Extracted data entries
----

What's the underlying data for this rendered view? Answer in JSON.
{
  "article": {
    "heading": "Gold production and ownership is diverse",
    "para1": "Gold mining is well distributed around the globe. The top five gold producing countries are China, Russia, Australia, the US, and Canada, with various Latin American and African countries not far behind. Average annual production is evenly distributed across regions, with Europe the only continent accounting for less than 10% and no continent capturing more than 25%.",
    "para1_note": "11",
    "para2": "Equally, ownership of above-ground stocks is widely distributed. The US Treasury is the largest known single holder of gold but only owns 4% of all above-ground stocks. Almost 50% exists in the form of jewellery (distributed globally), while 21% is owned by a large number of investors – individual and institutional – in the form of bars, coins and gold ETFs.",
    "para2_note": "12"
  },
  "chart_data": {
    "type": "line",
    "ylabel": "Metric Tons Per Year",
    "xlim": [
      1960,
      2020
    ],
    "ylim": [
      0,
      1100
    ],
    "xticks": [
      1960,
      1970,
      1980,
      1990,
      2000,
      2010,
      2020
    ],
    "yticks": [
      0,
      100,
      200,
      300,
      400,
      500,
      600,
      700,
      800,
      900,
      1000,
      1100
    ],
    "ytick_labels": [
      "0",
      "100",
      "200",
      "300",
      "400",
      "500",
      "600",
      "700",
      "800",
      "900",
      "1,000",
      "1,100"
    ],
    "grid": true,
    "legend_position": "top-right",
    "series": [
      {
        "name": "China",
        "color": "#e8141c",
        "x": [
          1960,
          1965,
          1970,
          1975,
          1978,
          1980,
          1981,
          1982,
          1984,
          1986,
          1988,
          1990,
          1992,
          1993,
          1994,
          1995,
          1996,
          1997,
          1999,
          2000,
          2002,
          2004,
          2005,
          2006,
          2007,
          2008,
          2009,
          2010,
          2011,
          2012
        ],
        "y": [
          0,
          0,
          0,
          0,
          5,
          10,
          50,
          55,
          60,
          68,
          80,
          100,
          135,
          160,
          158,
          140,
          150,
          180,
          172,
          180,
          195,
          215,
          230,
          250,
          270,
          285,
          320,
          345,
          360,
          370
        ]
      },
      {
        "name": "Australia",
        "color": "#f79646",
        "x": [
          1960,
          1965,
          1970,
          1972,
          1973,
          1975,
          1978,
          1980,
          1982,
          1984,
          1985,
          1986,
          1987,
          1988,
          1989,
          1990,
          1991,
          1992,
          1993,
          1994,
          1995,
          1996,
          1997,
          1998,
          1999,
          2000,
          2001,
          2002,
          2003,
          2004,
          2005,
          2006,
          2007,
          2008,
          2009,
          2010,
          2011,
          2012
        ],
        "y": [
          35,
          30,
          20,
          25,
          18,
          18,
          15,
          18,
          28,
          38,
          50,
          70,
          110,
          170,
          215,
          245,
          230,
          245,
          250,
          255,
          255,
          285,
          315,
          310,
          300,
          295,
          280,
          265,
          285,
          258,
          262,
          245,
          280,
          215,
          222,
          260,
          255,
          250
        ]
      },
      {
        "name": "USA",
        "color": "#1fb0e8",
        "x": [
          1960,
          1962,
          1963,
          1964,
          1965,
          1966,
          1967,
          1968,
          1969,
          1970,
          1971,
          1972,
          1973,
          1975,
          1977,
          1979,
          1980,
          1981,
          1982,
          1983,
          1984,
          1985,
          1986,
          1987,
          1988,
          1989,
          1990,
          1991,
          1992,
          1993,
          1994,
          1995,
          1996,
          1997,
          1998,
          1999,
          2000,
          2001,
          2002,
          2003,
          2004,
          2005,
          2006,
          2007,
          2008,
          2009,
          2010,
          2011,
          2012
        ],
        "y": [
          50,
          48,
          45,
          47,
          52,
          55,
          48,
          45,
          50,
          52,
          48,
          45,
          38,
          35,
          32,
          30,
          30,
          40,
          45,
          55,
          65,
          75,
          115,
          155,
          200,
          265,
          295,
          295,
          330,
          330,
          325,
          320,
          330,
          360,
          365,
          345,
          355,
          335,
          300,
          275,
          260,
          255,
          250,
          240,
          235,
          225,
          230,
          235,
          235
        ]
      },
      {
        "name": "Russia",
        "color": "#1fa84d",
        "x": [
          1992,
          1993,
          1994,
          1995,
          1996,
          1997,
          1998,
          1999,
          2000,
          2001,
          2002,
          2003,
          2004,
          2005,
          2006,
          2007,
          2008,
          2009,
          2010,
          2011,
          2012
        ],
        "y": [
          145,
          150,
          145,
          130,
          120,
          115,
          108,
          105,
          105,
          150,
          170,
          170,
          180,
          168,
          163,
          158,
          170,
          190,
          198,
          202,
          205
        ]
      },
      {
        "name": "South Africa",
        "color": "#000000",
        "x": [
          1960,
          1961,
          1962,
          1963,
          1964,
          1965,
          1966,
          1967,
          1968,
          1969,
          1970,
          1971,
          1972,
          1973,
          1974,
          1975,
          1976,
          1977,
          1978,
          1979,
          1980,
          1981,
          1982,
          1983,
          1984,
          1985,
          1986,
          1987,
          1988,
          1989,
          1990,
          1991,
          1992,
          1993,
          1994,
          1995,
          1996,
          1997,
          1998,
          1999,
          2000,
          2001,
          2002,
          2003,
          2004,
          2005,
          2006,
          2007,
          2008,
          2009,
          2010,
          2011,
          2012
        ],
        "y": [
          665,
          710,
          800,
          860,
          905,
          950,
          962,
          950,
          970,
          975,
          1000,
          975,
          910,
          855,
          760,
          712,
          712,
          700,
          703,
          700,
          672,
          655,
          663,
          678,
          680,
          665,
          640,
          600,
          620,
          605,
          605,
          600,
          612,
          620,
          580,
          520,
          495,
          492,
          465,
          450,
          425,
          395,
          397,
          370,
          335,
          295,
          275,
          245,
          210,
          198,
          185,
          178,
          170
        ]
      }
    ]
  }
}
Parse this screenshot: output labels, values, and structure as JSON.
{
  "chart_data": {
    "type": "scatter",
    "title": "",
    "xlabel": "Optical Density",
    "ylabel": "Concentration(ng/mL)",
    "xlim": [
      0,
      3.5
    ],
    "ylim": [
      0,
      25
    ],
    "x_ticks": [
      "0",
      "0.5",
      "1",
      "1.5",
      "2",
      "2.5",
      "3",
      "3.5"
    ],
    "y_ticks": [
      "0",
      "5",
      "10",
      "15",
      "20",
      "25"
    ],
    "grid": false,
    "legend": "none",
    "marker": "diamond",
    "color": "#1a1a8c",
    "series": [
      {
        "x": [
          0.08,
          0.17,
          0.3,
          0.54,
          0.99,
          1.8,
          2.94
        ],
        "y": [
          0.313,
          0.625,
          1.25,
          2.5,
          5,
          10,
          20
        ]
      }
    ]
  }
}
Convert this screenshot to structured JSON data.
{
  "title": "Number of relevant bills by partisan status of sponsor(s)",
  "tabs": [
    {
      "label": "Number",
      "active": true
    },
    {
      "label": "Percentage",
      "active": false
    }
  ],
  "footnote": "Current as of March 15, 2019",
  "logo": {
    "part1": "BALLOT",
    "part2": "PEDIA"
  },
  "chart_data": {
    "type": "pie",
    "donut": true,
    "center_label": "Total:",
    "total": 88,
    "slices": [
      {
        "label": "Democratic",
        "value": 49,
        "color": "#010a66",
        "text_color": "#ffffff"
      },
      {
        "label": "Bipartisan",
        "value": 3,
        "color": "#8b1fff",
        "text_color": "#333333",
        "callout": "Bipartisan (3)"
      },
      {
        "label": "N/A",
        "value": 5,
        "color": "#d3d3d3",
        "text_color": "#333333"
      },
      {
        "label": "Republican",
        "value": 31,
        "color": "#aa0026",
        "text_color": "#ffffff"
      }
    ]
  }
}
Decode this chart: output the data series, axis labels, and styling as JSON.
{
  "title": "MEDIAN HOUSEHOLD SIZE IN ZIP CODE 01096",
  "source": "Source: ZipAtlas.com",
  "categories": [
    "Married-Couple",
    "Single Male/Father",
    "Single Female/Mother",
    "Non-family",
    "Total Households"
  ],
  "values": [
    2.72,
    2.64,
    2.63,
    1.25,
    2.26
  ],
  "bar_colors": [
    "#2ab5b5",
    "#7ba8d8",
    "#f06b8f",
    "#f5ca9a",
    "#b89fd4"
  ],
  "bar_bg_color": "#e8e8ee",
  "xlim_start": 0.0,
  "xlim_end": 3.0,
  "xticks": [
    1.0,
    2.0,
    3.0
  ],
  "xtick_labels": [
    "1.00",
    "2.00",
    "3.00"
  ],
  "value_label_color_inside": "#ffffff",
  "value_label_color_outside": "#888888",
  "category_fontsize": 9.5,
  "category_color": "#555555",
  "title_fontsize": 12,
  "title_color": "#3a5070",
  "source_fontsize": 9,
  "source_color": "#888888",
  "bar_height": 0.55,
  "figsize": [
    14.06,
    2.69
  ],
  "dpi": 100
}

----

§ What you need to do:
Search the lines above for the string "name" and copy each line that has it.

§ Response to the exercise:
        "name": "China",
        "name": "Australia",
        "name": "USA",
        "name": "Russia",
        "name": "South Africa",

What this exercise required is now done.